* The problem
Restate the entries below verbatim.

* Extracted records
=====

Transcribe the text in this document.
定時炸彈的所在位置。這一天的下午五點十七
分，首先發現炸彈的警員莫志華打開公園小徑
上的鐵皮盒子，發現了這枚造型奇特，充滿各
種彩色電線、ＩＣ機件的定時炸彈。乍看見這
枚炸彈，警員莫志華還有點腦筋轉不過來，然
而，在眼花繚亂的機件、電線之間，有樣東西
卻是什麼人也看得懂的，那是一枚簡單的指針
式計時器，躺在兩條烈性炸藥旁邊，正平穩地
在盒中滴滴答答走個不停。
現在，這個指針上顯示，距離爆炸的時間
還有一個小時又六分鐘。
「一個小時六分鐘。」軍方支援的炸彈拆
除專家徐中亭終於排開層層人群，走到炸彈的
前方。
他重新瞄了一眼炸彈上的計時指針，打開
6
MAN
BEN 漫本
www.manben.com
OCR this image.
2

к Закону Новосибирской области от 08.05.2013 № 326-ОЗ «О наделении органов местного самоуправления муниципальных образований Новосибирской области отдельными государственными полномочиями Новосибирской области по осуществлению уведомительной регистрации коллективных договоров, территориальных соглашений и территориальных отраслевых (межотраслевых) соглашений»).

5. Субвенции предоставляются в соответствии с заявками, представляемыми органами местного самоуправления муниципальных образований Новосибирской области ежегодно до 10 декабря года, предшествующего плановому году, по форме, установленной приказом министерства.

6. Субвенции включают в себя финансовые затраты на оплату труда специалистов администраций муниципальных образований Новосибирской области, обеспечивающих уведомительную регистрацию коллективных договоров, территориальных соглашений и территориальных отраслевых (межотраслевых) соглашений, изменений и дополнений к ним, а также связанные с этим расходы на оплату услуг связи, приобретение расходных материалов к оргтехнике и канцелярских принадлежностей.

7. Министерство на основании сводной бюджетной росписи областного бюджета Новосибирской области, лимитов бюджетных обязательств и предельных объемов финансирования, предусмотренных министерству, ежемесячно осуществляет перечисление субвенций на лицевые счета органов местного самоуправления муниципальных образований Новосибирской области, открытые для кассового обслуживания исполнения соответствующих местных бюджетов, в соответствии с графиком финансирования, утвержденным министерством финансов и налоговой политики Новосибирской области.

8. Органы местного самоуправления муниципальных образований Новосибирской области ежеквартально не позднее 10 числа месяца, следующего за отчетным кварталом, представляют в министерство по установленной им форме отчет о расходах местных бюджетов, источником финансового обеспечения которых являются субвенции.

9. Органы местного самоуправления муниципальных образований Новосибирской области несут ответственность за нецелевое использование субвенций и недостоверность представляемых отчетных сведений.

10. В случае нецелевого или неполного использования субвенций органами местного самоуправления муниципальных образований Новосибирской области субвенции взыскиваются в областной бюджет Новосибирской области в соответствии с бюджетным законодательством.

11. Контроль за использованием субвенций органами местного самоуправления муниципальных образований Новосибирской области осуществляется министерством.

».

=====

* The answer
Transcribe the text in this document.
定時炸彈的所在位置。這一天的下午五點十七
分，首先發現炸彈的警員莫志華打開公園小徑
上的鐵皮盒子，發現了這枚造型奇特，充滿各
種彩色電線、ＩＣ機件的定時炸彈。乍看見這
枚炸彈，警員莫志華還有點腦筋轉不過來，然
而，在眼花繚亂的機件、電線之間，有樣東西
卻是什麼人也看得懂的，那是一枚簡單的指針
式計時器，躺在兩條烈性炸藥旁邊，正平穩地
在盒中滴滴答答走個不停。
現在，這個指針上顯示，距離爆炸的時間
還有一個小時又六分鐘。
「一個小時六分鐘。」軍方支援的炸彈拆
除專家徐中亭終於排開層層人群，走到炸彈的
前方。
他重新瞄了一眼炸彈上的計時指針，打開
6
MAN
BEN 漫本
www.manben.com
OCR this image.
2

к Закону Новосибирской области от 08.05.2013 № 326-ОЗ «О наделении органов местного самоуправления муниципальных образований Новосибирской области отдельными государственными полномочиями Новосибирской области по осуществлению уведомительной регистрации коллективных договоров, территориальных соглашений и территориальных отраслевых (межотраслевых) соглашений»).

5. Субвенции предоставляются в соответствии с заявками, представляемыми органами местного самоуправления муниципальных образований Новосибирской области ежегодно до 10 декабря года, предшествующего плановому году, по форме, установленной приказом министерства.

6. Субвенции включают в себя финансовые затраты на оплату труда специалистов администраций муниципальных образований Новосибирской области, обеспечивающих уведомительную регистрацию коллективных договоров, территориальных соглашений и территориальных отраслевых (межотраслевых) соглашений, изменений и дополнений к ним, а также связанные с этим расходы на оплату услуг связи, приобретение расходных материалов к оргтехнике и канцелярских принадлежностей.

7. Министерство на основании сводной бюджетной росписи областного бюджета Новосибирской области, лимитов бюджетных обязательств и предельных объемов финансирования, предусмотренных министерству, ежемесячно осуществляет перечисление субвенций на лицевые счета органов местного самоуправления муниципальных образований Новосибирской области, открытые для кассового обслуживания исполнения соответствующих местных бюджетов, в соответствии с графиком финансирования, утвержденным министерством финансов и налоговой политики Новосибирской области.

8. Органы местного самоуправления муниципальных образований Новосибирской области ежеквартально не позднее 10 числа месяца, следующего за отчетным кварталом, представляют в министерство по установленной им форме отчет о расходах местных бюджетов, источником финансового обеспечения которых являются субвенции.

9. Органы местного самоуправления муниципальных образований Новосибирской области несут ответственность за нецелевое использование субвенций и недостоверность представляемых отчетных сведений.

10. В случае нецелевого или неполного использования субвенций органами местного самоуправления муниципальных образований Новосибирской области субвенции взыскиваются в областной бюджет Новосибирской области в соответствии с бюджетным законодательством.

11. Контроль за использованием субвенций органами местного самоуправления муниципальных образований Новосибирской области осуществляется министерством.

».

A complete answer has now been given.